[Data excerpts]
________

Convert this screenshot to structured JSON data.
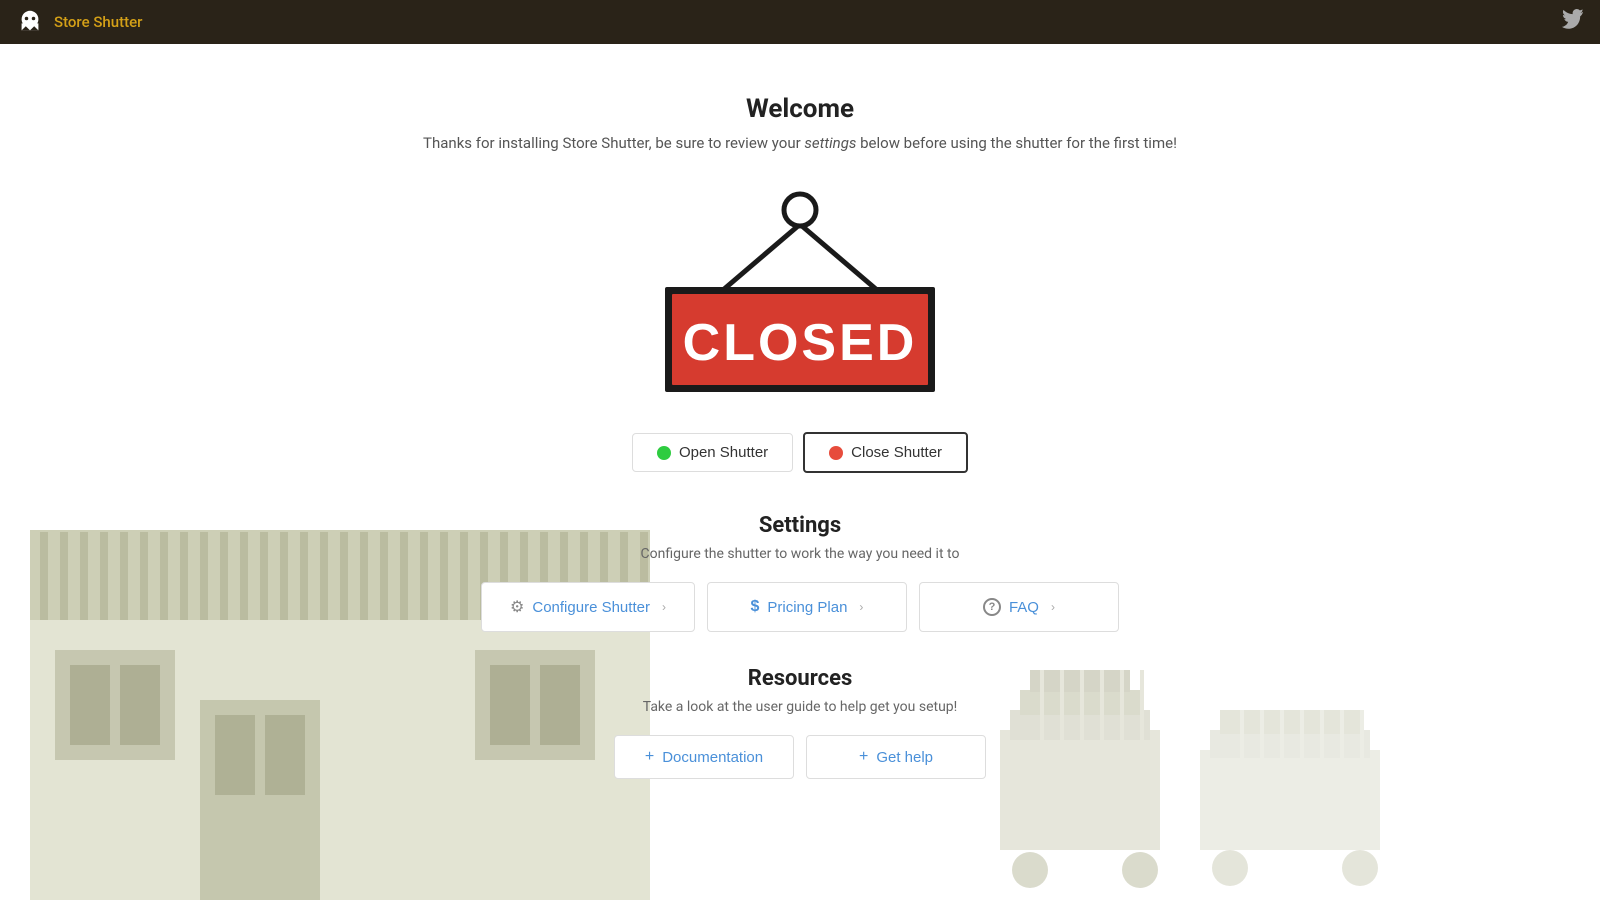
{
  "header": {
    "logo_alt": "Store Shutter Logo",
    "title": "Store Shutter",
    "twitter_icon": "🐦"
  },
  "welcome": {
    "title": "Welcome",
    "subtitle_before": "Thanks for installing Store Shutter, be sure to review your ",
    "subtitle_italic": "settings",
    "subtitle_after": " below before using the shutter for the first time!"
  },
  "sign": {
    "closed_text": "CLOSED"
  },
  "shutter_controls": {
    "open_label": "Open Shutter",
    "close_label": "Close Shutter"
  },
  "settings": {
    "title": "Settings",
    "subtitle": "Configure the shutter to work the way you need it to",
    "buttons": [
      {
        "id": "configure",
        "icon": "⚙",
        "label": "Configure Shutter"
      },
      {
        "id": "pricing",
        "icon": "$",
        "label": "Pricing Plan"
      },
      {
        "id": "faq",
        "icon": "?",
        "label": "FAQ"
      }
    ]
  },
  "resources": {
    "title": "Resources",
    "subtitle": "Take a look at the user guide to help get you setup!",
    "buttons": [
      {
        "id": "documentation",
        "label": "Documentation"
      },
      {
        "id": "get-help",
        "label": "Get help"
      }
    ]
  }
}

________

### Set task
Copy every line of the data exactly as written, excluding the pictures.

### Solved problem
Convert this screenshot to structured JSON data.
{
  "header": {
    "logo_alt": "Store Shutter Logo",
    "title": "Store Shutter",
    "twitter_icon": "🐦"
  },
  "welcome": {
    "title": "Welcome",
    "subtitle_before": "Thanks for installing Store Shutter, be sure to review your ",
    "subtitle_italic": "settings",
    "subtitle_after": " below before using the shutter for the first time!"
  },
  "sign": {
    "closed_text": "CLOSED"
  },
  "shutter_controls": {
    "open_label": "Open Shutter",
    "close_label": "Close Shutter"
  },
  "settings": {
    "title": "Settings",
    "subtitle": "Configure the shutter to work the way you need it to",
    "buttons": [
      {
        "id": "configure",
        "icon": "⚙",
        "label": "Configure Shutter"
      },
      {
        "id": "pricing",
        "icon": "$",
        "label": "Pricing Plan"
      },
      {
        "id": "faq",
        "icon": "?",
        "label": "FAQ"
      }
    ]
  },
  "resources": {
    "title": "Resources",
    "subtitle": "Take a look at the user guide to help get you setup!",
    "buttons": [
      {
        "id": "documentation",
        "label": "Documentation"
      },
      {
        "id": "get-help",
        "label": "Get help"
      }
    ]
  }
}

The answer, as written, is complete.